What is expected:
Return, unchanged and character for character, the items from the very start through the line containing "mindmap-node-r100a: 快速以太网：FE —", including that line.

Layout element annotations
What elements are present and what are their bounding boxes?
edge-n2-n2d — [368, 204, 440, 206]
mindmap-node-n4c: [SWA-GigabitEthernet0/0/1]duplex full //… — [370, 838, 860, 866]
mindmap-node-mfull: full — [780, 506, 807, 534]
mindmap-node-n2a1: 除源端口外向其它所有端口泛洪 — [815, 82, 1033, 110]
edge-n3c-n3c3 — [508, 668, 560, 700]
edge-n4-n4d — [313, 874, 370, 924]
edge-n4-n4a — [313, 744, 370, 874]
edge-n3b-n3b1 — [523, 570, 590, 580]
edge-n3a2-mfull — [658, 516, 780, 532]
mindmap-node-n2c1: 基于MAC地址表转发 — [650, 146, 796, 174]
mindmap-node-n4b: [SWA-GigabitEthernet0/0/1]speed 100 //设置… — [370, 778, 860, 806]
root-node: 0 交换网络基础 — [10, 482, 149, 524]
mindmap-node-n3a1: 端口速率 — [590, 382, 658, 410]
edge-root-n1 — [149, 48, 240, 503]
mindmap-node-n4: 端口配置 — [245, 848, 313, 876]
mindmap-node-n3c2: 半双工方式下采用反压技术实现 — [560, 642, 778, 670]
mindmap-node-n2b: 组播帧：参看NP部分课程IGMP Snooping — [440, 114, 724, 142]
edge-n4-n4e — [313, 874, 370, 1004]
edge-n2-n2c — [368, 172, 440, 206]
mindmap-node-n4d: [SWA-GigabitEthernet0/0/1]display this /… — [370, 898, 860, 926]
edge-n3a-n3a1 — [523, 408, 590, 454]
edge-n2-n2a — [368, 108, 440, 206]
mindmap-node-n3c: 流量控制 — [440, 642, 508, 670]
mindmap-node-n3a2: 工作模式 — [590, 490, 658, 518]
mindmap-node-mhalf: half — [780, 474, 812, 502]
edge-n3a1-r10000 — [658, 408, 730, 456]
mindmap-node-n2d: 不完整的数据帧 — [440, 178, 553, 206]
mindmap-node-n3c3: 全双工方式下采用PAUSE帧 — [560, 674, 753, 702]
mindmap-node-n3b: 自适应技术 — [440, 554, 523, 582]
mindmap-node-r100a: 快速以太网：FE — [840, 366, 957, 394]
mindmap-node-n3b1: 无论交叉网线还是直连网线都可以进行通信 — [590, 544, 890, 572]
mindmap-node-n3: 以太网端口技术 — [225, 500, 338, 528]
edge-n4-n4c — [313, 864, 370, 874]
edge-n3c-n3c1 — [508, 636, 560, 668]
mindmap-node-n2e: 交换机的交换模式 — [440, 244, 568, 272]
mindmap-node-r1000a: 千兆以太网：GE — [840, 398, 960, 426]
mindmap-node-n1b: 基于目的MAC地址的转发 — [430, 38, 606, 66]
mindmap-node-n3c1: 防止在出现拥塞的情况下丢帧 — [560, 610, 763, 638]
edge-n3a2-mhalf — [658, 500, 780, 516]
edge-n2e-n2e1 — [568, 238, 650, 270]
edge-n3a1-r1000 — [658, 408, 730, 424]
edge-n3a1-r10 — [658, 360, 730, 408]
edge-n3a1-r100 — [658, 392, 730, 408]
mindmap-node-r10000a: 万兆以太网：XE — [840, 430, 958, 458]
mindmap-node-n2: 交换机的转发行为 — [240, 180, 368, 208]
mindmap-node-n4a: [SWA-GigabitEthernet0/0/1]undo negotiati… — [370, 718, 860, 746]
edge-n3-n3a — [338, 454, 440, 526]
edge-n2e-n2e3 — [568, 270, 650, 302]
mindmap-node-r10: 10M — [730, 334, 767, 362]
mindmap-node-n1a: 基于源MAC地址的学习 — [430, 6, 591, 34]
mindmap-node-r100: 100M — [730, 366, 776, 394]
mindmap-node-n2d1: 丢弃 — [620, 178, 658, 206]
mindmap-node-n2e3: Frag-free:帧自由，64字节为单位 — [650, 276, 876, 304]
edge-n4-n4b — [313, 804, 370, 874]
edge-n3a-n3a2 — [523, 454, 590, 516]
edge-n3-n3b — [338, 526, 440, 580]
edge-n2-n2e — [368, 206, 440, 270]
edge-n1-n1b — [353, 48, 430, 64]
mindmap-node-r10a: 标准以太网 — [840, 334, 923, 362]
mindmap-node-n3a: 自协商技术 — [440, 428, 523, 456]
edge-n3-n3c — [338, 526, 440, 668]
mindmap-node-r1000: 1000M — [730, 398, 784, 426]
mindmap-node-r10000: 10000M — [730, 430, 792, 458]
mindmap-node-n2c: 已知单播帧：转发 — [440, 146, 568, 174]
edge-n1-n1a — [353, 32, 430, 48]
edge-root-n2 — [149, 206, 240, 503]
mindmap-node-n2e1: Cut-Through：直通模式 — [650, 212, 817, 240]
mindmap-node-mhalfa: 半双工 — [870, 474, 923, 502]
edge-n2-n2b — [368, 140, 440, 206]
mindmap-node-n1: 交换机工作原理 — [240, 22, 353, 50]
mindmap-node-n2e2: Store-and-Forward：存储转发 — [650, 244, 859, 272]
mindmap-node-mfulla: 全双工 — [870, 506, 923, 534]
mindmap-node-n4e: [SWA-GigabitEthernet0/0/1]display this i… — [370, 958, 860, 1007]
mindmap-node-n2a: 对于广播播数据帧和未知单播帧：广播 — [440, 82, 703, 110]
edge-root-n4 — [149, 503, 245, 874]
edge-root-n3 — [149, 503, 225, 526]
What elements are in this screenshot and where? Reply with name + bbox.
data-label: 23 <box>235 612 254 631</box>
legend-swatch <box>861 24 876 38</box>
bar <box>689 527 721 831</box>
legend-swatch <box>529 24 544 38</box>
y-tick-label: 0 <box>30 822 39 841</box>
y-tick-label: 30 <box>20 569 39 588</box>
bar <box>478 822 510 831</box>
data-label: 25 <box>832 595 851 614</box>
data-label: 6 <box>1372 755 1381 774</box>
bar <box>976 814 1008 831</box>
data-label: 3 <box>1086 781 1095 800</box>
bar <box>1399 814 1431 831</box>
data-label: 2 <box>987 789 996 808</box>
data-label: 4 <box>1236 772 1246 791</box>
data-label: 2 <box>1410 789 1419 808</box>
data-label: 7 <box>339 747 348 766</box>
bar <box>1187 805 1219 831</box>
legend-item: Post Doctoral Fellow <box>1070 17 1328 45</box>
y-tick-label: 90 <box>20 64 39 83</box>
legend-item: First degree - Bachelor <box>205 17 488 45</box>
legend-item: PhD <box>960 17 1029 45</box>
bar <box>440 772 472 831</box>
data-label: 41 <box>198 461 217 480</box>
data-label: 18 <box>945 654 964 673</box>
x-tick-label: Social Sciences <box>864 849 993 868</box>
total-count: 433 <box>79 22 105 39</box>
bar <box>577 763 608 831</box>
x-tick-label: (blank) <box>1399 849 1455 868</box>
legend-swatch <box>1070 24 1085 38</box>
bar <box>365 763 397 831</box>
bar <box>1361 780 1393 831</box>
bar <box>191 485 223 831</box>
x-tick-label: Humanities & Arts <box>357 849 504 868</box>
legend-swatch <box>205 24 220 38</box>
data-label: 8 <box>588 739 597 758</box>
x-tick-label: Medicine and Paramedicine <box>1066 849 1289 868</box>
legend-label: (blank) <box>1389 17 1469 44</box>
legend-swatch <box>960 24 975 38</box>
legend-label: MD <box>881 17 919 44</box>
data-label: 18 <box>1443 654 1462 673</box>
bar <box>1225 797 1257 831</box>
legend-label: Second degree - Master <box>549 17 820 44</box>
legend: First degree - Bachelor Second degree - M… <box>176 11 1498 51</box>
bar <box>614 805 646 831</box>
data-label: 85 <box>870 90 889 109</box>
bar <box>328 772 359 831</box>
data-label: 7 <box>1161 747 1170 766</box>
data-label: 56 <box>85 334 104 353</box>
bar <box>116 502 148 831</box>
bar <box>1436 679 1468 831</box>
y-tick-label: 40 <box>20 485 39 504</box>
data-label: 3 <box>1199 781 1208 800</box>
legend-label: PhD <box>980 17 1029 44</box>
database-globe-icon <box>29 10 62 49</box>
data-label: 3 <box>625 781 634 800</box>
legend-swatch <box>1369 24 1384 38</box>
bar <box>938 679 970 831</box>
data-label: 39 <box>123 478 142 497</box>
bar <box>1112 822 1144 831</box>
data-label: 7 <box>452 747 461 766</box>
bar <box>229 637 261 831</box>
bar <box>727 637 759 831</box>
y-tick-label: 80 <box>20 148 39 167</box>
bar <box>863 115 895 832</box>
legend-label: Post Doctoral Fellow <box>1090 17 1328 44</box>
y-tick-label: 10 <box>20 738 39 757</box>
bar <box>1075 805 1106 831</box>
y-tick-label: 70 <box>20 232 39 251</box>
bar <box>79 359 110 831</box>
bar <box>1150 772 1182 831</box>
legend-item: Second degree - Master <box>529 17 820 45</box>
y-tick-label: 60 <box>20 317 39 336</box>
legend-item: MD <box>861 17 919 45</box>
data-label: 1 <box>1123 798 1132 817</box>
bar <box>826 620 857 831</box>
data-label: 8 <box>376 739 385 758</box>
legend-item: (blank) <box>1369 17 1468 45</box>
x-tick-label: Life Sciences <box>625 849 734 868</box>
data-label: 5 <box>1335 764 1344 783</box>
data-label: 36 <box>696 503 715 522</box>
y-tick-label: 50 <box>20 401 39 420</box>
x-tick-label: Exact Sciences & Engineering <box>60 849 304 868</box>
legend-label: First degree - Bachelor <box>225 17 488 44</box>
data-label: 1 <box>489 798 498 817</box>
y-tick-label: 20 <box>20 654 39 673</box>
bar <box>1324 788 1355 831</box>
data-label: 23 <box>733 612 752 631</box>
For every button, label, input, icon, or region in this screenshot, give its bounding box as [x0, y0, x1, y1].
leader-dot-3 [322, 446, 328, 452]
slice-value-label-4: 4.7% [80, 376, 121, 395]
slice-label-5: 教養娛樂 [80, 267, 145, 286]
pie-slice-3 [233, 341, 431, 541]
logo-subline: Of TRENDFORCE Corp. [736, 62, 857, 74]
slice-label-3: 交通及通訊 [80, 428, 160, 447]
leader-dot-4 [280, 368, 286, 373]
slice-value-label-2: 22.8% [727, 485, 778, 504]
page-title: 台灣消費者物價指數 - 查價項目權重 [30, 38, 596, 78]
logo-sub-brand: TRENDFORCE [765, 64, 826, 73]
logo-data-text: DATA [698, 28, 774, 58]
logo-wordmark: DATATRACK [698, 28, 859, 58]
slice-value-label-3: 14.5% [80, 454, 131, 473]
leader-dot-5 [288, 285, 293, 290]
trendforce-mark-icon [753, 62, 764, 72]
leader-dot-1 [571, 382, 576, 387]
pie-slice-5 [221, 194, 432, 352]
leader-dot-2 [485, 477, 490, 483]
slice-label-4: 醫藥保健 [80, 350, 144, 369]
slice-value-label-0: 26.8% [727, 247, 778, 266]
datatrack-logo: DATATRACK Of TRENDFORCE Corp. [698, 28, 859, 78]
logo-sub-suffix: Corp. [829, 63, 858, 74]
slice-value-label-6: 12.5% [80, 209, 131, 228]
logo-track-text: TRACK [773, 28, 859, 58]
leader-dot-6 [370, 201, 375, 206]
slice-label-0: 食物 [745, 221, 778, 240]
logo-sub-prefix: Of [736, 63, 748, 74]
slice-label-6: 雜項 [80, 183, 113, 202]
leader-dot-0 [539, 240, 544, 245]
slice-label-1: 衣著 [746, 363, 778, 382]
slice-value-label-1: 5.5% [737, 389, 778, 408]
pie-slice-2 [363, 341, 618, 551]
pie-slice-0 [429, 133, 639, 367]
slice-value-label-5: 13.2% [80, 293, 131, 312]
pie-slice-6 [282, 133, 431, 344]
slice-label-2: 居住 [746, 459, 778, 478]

Complete response:
What elements are present and what are their bounding boxes?
edge-n2-n2d — [368, 204, 440, 206]
mindmap-node-n4c: [SWA-GigabitEthernet0/0/1]duplex full //… — [370, 838, 860, 866]
mindmap-node-mfull: full — [780, 506, 807, 534]
mindmap-node-n2a1: 除源端口外向其它所有端口泛洪 — [815, 82, 1033, 110]
edge-n3c-n3c3 — [508, 668, 560, 700]
edge-n4-n4d — [313, 874, 370, 924]
edge-n4-n4a — [313, 744, 370, 874]
edge-n3b-n3b1 — [523, 570, 590, 580]
edge-n3a2-mfull — [658, 516, 780, 532]
mindmap-node-n2c1: 基于MAC地址表转发 — [650, 146, 796, 174]
mindmap-node-n4b: [SWA-GigabitEthernet0/0/1]speed 100 //设置… — [370, 778, 860, 806]
root-node: 0 交换网络基础 — [10, 482, 149, 524]
mindmap-node-n3a1: 端口速率 — [590, 382, 658, 410]
edge-root-n1 — [149, 48, 240, 503]
mindmap-node-n4: 端口配置 — [245, 848, 313, 876]
mindmap-node-n3c2: 半双工方式下采用反压技术实现 — [560, 642, 778, 670]
mindmap-node-n2b: 组播帧：参看NP部分课程IGMP Snooping — [440, 114, 724, 142]
edge-n4-n4e — [313, 874, 370, 1004]
edge-n2-n2c — [368, 172, 440, 206]
mindmap-node-n4d: [SWA-GigabitEthernet0/0/1]display this /… — [370, 898, 860, 926]
edge-n3a-n3a1 — [523, 408, 590, 454]
edge-n2-n2a — [368, 108, 440, 206]
mindmap-node-n3c: 流量控制 — [440, 642, 508, 670]
mindmap-node-n3a2: 工作模式 — [590, 490, 658, 518]
mindmap-node-mhalf: half — [780, 474, 812, 502]
edge-n3a1-r10000 — [658, 408, 730, 456]
mindmap-node-n2d: 不完整的数据帧 — [440, 178, 553, 206]
mindmap-node-n3c3: 全双工方式下采用PAUSE帧 — [560, 674, 753, 702]
mindmap-node-n3b: 自适应技术 — [440, 554, 523, 582]
mindmap-node-r100a: 快速以太网：FE — [840, 366, 957, 394]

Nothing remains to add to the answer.